═══ DATA PROVIDED ═══

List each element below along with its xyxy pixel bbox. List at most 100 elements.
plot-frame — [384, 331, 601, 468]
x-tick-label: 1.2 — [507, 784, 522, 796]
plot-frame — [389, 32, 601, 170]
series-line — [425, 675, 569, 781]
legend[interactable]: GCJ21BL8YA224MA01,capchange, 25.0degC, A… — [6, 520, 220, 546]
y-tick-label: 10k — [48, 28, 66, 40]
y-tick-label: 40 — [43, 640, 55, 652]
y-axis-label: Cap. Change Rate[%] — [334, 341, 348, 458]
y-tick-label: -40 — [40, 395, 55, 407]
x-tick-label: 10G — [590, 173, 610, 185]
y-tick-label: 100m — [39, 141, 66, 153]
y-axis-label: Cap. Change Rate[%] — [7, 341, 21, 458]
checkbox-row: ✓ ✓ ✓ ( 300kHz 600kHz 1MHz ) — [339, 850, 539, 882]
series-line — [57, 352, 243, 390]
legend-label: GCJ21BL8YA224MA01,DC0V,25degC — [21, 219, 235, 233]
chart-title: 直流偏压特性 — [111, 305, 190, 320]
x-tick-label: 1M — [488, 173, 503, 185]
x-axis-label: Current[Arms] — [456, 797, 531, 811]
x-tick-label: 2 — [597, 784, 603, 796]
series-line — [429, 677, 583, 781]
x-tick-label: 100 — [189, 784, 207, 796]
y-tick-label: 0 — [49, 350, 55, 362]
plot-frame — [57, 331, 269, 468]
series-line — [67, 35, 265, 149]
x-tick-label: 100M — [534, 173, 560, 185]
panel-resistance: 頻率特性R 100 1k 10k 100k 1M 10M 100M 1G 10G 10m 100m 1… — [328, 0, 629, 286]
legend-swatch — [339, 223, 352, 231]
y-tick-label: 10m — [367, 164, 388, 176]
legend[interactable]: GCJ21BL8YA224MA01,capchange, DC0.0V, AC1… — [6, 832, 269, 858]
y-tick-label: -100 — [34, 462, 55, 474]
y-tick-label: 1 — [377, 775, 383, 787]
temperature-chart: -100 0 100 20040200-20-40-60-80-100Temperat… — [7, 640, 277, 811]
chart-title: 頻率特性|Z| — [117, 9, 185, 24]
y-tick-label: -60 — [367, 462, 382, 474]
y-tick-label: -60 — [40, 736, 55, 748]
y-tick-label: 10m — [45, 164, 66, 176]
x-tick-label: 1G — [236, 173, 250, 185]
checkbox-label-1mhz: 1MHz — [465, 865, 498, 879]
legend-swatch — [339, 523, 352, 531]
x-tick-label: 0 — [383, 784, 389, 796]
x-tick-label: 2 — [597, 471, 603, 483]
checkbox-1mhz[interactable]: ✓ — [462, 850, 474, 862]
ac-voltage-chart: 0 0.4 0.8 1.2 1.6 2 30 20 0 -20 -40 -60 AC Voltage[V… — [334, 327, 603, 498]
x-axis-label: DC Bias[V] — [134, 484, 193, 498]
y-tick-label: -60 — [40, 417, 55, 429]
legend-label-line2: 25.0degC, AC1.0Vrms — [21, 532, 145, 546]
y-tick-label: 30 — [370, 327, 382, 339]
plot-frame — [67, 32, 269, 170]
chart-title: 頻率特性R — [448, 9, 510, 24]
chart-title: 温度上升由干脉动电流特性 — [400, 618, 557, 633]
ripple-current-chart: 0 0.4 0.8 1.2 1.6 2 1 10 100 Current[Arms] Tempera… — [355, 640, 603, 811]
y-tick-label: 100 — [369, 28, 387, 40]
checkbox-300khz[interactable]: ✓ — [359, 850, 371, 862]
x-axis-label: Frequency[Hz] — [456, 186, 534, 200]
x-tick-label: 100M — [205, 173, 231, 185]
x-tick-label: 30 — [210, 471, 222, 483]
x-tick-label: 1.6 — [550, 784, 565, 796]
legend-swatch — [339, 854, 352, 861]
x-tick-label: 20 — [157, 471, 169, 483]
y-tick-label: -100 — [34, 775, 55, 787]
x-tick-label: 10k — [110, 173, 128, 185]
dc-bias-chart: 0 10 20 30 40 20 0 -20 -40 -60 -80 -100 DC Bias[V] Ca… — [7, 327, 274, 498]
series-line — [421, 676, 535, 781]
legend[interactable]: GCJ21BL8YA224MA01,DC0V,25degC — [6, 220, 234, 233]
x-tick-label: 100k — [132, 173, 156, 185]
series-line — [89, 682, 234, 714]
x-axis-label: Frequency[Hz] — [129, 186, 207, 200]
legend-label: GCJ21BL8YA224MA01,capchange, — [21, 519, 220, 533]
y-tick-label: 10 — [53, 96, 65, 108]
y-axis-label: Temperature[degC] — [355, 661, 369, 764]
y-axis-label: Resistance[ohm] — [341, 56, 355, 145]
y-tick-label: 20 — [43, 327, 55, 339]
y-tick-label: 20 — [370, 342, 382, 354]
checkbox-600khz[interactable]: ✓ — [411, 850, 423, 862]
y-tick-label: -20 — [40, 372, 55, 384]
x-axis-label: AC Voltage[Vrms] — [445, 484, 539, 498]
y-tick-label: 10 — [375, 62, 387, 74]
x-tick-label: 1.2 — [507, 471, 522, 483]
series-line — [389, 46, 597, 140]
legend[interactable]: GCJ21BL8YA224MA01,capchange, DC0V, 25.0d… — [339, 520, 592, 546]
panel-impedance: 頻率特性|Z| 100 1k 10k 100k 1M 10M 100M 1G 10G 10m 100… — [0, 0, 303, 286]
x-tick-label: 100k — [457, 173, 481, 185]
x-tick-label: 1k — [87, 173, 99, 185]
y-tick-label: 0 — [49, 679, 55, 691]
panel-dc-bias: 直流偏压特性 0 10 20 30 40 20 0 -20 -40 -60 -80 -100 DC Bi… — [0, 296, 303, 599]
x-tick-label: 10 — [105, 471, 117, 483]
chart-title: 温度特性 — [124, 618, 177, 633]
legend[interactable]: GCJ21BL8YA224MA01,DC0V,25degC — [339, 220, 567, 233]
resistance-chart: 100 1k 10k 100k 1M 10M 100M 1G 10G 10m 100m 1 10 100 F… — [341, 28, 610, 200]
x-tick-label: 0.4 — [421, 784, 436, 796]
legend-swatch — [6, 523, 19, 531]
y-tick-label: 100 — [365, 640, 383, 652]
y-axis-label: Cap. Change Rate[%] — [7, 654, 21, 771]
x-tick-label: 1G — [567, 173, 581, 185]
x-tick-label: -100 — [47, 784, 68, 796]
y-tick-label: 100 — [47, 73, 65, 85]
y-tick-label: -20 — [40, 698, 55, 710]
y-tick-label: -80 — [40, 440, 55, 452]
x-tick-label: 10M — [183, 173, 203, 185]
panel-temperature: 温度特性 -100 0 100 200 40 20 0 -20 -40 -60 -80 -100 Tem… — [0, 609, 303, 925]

═══

▶ TASK OBJECTIVE: Can you give the entries again with "legend-swatch" swapped for "legend-marker" throughout and everything else left as it is?

▶ TASK ANSWER:
List each element below along with its xyxy pixel bbox. List at most 100 elements.
plot-frame — [384, 331, 601, 468]
x-tick-label: 1.2 — [507, 784, 522, 796]
plot-frame — [389, 32, 601, 170]
series-line — [425, 675, 569, 781]
legend[interactable]: GCJ21BL8YA224MA01,capchange, 25.0degC, A… — [6, 520, 220, 546]
y-tick-label: 10k — [48, 28, 66, 40]
y-tick-label: 40 — [43, 640, 55, 652]
y-axis-label: Cap. Change Rate[%] — [334, 341, 348, 458]
y-tick-label: -40 — [40, 395, 55, 407]
x-tick-label: 10G — [590, 173, 610, 185]
y-tick-label: 100m — [39, 141, 66, 153]
y-axis-label: Cap. Change Rate[%] — [7, 341, 21, 458]
checkbox-row: ✓ ✓ ✓ ( 300kHz 600kHz 1MHz ) — [339, 850, 539, 882]
series-line — [57, 352, 243, 390]
legend-label: GCJ21BL8YA224MA01,DC0V,25degC — [21, 219, 235, 233]
chart-title: 直流偏压特性 — [111, 305, 190, 320]
x-tick-label: 1M — [488, 173, 503, 185]
x-axis-label: Current[Arms] — [456, 797, 531, 811]
x-tick-label: 2 — [597, 784, 603, 796]
series-line — [429, 677, 583, 781]
x-tick-label: 100 — [189, 784, 207, 796]
y-tick-label: 0 — [49, 350, 55, 362]
plot-frame — [57, 331, 269, 468]
series-line — [67, 35, 265, 149]
x-tick-label: 100M — [534, 173, 560, 185]
panel-resistance: 頻率特性R 100 1k 10k 100k 1M 10M 100M 1G 10G 10m 100m 1… — [328, 0, 629, 286]
legend-marker — [339, 223, 352, 231]
y-tick-label: 10m — [367, 164, 388, 176]
legend[interactable]: GCJ21BL8YA224MA01,capchange, DC0.0V, AC1… — [6, 832, 269, 858]
y-tick-label: -100 — [34, 462, 55, 474]
y-tick-label: 1 — [377, 775, 383, 787]
temperature-chart: -100 0 100 20040200-20-40-60-80-100Temperat… — [7, 640, 277, 811]
chart-title: 頻率特性|Z| — [117, 9, 185, 24]
y-tick-label: -60 — [367, 462, 382, 474]
y-tick-label: -60 — [40, 736, 55, 748]
y-tick-label: 10m — [45, 164, 66, 176]
x-tick-label: 1G — [236, 173, 250, 185]
checkbox-label-1mhz: 1MHz — [465, 865, 498, 879]
legend-marker — [339, 523, 352, 531]
x-tick-label: 0 — [383, 784, 389, 796]
x-tick-label: 2 — [597, 471, 603, 483]
checkbox-1mhz[interactable]: ✓ — [462, 850, 474, 862]
ac-voltage-chart: 0 0.4 0.8 1.2 1.6 2 30 20 0 -20 -40 -60 AC Voltage[V… — [334, 327, 603, 498]
x-axis-label: DC Bias[V] — [134, 484, 193, 498]
y-tick-label: -60 — [40, 417, 55, 429]
legend-label-line2: 25.0degC, AC1.0Vrms — [21, 532, 145, 546]
y-tick-label: 30 — [370, 327, 382, 339]
plot-frame — [67, 32, 269, 170]
chart-title: 頻率特性R — [448, 9, 510, 24]
chart-title: 温度上升由干脉动电流特性 — [400, 618, 557, 633]
ripple-current-chart: 0 0.4 0.8 1.2 1.6 2 1 10 100 Current[Arms] Tempera… — [355, 640, 603, 811]
y-tick-label: 100 — [369, 28, 387, 40]
checkbox-300khz[interactable]: ✓ — [359, 850, 371, 862]
x-axis-label: Frequency[Hz] — [456, 186, 534, 200]
x-tick-label: 100M — [205, 173, 231, 185]
x-tick-label: 30 — [210, 471, 222, 483]
x-tick-label: 1.6 — [550, 784, 565, 796]
legend-marker — [339, 854, 352, 861]
x-tick-label: 20 — [157, 471, 169, 483]
y-tick-label: -100 — [34, 775, 55, 787]
x-tick-label: 10k — [110, 173, 128, 185]
dc-bias-chart: 0 10 20 30 40 20 0 -20 -40 -60 -80 -100 DC Bias[V] Ca… — [7, 327, 274, 498]
series-line — [421, 676, 535, 781]
legend[interactable]: GCJ21BL8YA224MA01,DC0V,25degC — [6, 220, 234, 233]
x-tick-label: 100k — [132, 173, 156, 185]
series-line — [89, 682, 234, 714]
x-axis-label: Frequency[Hz] — [129, 186, 207, 200]
legend-label: GCJ21BL8YA224MA01,capchange, — [21, 519, 220, 533]
y-tick-label: 10 — [53, 96, 65, 108]
y-axis-label: Temperature[degC] — [355, 661, 369, 764]
y-axis-label: Resistance[ohm] — [341, 56, 355, 145]
y-tick-label: 20 — [43, 327, 55, 339]
y-tick-label: 20 — [370, 342, 382, 354]
checkbox-600khz[interactable]: ✓ — [411, 850, 423, 862]
y-tick-label: -20 — [40, 372, 55, 384]
x-axis-label: AC Voltage[Vrms] — [445, 484, 539, 498]
y-tick-label: 10 — [375, 62, 387, 74]
x-tick-label: 1.2 — [507, 471, 522, 483]
series-line — [389, 46, 597, 140]
legend[interactable]: GCJ21BL8YA224MA01,capchange, DC0V, 25.0d… — [339, 520, 592, 546]
panel-impedance: 頻率特性|Z| 100 1k 10k 100k 1M 10M 100M 1G 10G 10m 100… — [0, 0, 303, 286]
x-tick-label: 100k — [457, 173, 481, 185]
x-tick-label: 1k — [87, 173, 99, 185]
y-tick-label: 0 — [49, 679, 55, 691]
panel-dc-bias: 直流偏压特性 0 10 20 30 40 20 0 -20 -40 -60 -80 -100 DC Bi… — [0, 296, 303, 599]
x-tick-label: 10 — [105, 471, 117, 483]
chart-title: 温度特性 — [124, 618, 177, 633]
legend[interactable]: GCJ21BL8YA224MA01,DC0V,25degC — [339, 220, 567, 233]
resistance-chart: 100 1k 10k 100k 1M 10M 100M 1G 10G 10m 100m 1 10 100 F… — [341, 28, 610, 200]
x-tick-label: 0.4 — [421, 784, 436, 796]
legend-marker — [6, 523, 19, 531]
y-tick-label: 100 — [365, 640, 383, 652]
y-axis-label: Cap. Change Rate[%] — [7, 654, 21, 771]
x-tick-label: 1G — [567, 173, 581, 185]
x-tick-label: -100 — [47, 784, 68, 796]
y-tick-label: 100 — [47, 73, 65, 85]
y-tick-label: -20 — [40, 698, 55, 710]
y-tick-label: -80 — [40, 440, 55, 452]
x-tick-label: 10M — [183, 173, 203, 185]
panel-temperature: 温度特性 -100 0 100 200 40 20 0 -20 -40 -60 -80 -100 Tem… — [0, 609, 303, 925]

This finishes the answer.